→ GIVEN INFORMATION:
/---

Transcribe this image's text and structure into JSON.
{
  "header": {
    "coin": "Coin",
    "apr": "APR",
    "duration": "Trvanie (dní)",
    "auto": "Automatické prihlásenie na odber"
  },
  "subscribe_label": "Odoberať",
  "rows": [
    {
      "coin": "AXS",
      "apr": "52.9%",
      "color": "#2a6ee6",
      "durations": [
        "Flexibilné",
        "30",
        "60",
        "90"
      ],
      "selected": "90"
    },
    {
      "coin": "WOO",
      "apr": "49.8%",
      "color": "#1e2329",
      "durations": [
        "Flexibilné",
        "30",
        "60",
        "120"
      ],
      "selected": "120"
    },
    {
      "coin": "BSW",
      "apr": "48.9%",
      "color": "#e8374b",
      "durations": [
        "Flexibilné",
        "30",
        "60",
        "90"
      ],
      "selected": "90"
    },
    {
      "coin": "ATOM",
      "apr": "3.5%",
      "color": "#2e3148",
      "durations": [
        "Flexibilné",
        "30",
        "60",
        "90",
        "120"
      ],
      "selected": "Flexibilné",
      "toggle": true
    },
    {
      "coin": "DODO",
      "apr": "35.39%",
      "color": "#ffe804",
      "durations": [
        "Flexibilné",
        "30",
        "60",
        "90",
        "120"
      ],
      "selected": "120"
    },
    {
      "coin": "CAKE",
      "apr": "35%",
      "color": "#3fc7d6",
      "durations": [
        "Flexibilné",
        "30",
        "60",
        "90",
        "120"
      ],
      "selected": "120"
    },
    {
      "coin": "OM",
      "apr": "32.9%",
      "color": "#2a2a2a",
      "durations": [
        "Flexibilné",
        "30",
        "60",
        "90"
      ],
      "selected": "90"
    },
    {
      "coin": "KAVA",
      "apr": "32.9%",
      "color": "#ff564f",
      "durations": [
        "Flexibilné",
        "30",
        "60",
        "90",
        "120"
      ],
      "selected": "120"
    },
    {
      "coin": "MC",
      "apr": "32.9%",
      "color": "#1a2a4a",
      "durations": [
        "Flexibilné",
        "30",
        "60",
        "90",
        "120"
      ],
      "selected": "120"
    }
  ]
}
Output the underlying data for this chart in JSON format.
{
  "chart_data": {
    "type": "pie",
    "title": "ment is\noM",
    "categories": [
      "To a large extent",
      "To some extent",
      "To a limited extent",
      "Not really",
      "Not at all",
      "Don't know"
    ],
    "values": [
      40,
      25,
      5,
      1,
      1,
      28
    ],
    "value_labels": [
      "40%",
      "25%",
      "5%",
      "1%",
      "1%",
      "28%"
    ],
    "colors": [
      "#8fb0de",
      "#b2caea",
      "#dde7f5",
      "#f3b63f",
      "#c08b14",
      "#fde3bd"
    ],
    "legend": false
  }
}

\---

→ CHALLENGE: Exactly repeat the lines from the line that contains "Output the underlying" to the end of the entries, both included, and leave out all other lines.

→ ANSWER TO THE PROBLEM:
Output the underlying data for this chart in JSON format.
{
  "chart_data": {
    "type": "pie",
    "title": "ment is\noM",
    "categories": [
      "To a large extent",
      "To some extent",
      "To a limited extent",
      "Not really",
      "Not at all",
      "Don't know"
    ],
    "values": [
      40,
      25,
      5,
      1,
      1,
      28
    ],
    "value_labels": [
      "40%",
      "25%",
      "5%",
      "1%",
      "1%",
      "28%"
    ],
    "colors": [
      "#8fb0de",
      "#b2caea",
      "#dde7f5",
      "#f3b63f",
      "#c08b14",
      "#fde3bd"
    ],
    "legend": false
  }
}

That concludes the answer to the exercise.